## TASK DESCRIPTION
Filter the entries, keeping every line with the word "screenshot".

## ENTRIES
— Start —
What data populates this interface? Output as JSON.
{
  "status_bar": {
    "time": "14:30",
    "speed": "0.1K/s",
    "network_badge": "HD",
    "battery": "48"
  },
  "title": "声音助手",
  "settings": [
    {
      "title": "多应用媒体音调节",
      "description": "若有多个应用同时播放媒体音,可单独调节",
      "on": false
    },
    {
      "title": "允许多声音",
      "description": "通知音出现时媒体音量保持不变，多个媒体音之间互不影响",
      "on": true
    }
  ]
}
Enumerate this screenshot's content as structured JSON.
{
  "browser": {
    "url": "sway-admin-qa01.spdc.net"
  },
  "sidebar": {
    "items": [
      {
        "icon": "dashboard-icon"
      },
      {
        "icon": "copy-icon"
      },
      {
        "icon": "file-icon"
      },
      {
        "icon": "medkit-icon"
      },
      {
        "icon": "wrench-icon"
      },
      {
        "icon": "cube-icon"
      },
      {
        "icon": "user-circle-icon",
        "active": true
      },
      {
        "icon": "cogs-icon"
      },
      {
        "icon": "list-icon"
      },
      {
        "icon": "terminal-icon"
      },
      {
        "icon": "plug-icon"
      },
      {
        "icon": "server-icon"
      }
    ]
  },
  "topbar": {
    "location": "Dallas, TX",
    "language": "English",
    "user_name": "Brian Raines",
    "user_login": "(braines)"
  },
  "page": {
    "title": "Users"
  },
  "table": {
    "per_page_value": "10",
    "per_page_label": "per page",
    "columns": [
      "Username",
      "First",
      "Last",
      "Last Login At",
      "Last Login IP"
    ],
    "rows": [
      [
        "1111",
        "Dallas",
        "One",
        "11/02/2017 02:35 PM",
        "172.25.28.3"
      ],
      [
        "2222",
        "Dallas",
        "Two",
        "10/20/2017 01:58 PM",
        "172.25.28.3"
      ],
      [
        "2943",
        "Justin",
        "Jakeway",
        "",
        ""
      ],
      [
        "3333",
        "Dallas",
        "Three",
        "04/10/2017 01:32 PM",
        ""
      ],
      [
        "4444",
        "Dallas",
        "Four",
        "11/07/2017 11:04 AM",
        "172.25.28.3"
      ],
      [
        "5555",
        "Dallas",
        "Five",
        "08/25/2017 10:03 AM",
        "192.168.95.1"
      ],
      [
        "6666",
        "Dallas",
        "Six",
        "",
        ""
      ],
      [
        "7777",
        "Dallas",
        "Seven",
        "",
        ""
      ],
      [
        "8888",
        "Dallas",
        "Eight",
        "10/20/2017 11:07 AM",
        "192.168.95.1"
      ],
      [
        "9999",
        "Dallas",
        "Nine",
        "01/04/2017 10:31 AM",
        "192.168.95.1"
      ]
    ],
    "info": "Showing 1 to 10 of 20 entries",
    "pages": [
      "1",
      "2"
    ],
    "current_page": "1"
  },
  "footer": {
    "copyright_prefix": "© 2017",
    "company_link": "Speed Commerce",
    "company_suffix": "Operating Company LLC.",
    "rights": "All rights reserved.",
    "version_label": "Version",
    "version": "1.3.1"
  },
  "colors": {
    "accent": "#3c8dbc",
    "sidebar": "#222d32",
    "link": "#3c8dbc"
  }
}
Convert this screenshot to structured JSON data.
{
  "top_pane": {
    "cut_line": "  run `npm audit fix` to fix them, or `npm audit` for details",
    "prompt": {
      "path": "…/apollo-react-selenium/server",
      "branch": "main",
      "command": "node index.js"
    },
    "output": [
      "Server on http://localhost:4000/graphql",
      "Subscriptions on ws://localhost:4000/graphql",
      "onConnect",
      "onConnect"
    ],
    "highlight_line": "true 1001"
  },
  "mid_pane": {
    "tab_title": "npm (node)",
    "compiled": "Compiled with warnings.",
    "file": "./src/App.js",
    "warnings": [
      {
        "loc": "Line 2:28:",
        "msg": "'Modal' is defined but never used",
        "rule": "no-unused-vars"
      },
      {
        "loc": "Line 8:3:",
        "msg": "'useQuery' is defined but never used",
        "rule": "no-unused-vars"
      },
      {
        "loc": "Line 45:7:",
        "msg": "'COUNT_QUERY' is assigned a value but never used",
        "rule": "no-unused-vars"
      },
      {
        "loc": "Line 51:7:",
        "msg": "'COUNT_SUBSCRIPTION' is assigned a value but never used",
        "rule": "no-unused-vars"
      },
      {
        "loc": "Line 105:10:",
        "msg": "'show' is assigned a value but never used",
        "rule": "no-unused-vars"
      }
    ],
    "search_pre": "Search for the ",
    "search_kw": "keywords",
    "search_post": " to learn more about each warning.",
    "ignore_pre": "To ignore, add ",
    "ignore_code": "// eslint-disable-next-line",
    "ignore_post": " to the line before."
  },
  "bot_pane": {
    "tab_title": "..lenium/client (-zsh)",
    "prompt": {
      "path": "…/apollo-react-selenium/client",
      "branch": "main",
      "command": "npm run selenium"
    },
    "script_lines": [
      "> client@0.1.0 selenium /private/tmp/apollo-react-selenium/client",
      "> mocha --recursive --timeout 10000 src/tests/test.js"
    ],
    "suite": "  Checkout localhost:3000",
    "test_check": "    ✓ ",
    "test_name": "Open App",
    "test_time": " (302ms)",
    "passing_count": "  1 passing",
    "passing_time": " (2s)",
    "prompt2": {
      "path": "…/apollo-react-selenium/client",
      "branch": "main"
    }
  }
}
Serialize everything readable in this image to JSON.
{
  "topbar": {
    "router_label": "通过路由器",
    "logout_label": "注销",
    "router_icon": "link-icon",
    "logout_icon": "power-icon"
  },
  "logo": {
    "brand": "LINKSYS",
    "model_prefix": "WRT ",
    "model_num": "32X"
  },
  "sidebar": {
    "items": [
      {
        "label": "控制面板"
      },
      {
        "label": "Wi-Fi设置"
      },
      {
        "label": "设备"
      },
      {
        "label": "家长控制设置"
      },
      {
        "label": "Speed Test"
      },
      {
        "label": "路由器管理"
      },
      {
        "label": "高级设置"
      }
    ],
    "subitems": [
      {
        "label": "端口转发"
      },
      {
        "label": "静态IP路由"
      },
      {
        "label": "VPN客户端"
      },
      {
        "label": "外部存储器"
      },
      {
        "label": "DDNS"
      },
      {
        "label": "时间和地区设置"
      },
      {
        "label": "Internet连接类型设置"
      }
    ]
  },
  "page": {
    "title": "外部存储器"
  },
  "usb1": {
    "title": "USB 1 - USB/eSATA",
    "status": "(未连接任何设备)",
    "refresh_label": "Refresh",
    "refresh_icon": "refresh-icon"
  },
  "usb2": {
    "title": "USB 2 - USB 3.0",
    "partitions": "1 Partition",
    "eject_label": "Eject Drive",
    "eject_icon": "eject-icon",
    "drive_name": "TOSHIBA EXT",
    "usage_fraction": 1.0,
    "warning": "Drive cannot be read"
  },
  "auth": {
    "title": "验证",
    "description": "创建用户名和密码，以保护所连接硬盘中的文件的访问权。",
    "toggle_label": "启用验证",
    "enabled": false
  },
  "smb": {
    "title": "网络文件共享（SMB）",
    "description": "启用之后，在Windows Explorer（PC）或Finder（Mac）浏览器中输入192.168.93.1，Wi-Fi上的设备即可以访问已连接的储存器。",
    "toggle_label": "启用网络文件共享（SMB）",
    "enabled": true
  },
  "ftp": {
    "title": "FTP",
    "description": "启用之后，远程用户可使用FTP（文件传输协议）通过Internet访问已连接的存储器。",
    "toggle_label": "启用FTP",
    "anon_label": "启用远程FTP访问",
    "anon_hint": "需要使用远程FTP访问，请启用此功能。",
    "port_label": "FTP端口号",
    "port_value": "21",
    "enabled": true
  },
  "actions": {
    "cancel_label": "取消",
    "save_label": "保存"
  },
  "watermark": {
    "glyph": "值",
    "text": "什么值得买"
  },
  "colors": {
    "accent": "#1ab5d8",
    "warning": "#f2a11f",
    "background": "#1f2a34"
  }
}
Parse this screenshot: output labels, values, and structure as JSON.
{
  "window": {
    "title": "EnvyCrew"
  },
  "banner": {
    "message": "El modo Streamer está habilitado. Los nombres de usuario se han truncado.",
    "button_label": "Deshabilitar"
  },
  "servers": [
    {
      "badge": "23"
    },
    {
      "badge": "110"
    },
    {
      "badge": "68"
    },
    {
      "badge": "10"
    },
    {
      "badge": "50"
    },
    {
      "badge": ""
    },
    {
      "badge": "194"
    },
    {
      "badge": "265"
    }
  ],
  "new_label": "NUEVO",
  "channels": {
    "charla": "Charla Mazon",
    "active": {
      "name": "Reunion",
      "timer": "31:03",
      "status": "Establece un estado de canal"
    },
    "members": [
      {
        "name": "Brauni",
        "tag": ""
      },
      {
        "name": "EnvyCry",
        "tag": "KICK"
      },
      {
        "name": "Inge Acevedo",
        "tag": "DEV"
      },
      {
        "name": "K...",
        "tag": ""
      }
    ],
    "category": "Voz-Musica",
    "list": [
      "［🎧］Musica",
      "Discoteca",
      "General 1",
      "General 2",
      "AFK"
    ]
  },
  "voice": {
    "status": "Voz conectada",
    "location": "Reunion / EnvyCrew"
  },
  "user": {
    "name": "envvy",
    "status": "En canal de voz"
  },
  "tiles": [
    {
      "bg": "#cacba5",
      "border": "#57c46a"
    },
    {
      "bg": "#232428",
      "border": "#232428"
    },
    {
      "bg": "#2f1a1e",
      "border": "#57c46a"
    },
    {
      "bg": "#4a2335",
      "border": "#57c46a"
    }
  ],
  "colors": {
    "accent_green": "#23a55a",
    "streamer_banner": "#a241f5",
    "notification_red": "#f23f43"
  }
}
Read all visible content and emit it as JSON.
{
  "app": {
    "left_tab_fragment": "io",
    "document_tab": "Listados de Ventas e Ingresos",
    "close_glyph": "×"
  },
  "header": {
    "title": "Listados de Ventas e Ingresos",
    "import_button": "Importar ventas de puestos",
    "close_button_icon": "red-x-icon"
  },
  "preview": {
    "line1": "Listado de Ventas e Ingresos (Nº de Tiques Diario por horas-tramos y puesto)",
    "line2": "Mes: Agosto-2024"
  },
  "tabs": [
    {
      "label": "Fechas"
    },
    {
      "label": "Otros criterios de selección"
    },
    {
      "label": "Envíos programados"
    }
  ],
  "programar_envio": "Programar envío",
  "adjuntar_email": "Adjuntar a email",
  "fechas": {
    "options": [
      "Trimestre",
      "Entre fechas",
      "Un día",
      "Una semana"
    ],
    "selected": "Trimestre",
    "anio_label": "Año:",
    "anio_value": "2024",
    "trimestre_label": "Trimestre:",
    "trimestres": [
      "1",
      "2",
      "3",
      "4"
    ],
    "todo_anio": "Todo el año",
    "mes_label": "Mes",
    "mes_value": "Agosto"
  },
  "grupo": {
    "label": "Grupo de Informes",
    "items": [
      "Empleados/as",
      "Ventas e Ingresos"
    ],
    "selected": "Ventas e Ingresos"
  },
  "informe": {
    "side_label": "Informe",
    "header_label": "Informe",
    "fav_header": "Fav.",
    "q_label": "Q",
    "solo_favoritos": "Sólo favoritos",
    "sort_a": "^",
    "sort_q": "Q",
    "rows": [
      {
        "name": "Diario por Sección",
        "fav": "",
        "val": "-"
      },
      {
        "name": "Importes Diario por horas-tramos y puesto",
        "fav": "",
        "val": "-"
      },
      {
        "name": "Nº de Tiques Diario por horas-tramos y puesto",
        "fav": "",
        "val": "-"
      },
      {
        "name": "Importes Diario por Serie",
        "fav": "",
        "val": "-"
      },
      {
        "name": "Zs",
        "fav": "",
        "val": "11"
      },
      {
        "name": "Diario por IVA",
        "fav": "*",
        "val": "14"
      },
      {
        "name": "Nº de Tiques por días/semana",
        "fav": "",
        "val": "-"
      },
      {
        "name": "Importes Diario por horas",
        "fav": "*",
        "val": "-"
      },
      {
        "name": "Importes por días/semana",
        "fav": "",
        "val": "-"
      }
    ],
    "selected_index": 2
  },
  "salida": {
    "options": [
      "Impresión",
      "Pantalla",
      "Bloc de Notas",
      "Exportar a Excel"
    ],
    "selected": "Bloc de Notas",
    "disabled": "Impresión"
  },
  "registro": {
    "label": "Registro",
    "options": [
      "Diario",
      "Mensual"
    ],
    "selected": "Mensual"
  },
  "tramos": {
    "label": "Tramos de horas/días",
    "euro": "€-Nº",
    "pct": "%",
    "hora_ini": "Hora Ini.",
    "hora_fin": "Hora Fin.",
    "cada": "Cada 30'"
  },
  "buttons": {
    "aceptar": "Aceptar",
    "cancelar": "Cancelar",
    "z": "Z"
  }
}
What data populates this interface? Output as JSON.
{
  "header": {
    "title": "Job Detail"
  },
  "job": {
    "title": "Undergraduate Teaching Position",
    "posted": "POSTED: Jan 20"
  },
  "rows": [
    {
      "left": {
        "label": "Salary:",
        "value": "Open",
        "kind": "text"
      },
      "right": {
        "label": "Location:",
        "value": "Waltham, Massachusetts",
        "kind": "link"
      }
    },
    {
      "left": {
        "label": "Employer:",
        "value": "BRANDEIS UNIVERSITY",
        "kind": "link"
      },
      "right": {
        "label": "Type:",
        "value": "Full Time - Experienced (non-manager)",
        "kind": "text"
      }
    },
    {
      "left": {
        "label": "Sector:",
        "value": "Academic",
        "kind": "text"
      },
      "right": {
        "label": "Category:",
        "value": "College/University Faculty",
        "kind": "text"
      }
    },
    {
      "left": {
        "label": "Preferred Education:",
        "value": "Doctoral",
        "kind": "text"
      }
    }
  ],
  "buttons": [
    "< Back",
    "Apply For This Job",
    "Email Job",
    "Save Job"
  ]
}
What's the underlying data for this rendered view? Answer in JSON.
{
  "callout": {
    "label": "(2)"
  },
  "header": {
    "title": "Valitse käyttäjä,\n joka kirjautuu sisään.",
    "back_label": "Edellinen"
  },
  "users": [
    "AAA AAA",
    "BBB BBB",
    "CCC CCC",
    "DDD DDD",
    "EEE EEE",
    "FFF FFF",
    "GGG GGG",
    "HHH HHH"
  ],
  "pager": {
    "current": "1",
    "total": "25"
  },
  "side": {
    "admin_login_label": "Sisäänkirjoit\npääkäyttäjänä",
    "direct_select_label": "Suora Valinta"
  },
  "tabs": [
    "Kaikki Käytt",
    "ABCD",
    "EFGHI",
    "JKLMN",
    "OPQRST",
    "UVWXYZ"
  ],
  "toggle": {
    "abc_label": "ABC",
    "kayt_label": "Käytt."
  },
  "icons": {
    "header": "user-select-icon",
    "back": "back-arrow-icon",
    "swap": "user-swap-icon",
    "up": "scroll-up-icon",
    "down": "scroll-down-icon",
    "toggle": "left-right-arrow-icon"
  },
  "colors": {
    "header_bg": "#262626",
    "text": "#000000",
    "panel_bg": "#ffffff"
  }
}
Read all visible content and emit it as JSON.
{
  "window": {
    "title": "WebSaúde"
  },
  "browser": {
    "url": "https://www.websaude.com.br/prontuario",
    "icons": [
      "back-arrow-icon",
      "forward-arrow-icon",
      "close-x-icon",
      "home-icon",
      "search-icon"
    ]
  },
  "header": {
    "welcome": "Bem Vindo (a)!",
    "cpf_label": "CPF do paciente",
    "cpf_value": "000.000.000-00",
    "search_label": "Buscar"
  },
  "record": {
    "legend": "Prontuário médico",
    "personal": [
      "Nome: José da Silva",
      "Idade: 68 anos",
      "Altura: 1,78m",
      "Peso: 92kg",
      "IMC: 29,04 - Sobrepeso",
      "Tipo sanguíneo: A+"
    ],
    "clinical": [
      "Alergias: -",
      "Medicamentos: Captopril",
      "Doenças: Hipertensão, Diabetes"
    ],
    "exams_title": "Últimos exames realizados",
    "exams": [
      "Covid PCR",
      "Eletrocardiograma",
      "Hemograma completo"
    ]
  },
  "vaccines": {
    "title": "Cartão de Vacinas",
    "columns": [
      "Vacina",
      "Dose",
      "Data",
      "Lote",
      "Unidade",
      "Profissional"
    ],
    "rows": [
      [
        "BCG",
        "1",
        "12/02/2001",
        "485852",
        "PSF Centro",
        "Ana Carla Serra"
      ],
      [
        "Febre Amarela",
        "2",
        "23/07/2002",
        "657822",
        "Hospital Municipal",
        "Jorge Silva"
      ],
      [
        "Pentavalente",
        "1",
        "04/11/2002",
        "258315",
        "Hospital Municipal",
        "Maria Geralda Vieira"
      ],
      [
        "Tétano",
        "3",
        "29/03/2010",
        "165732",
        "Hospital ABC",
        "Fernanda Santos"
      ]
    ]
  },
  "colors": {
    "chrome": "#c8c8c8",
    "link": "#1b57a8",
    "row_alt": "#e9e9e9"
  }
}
— End —
## RESULT FOR THIS EXERCISE
Enumerate this screenshot's content as structured JSON.
Convert this screenshot to structured JSON data.
Parse this screenshot: output labels, values, and structure as JSON.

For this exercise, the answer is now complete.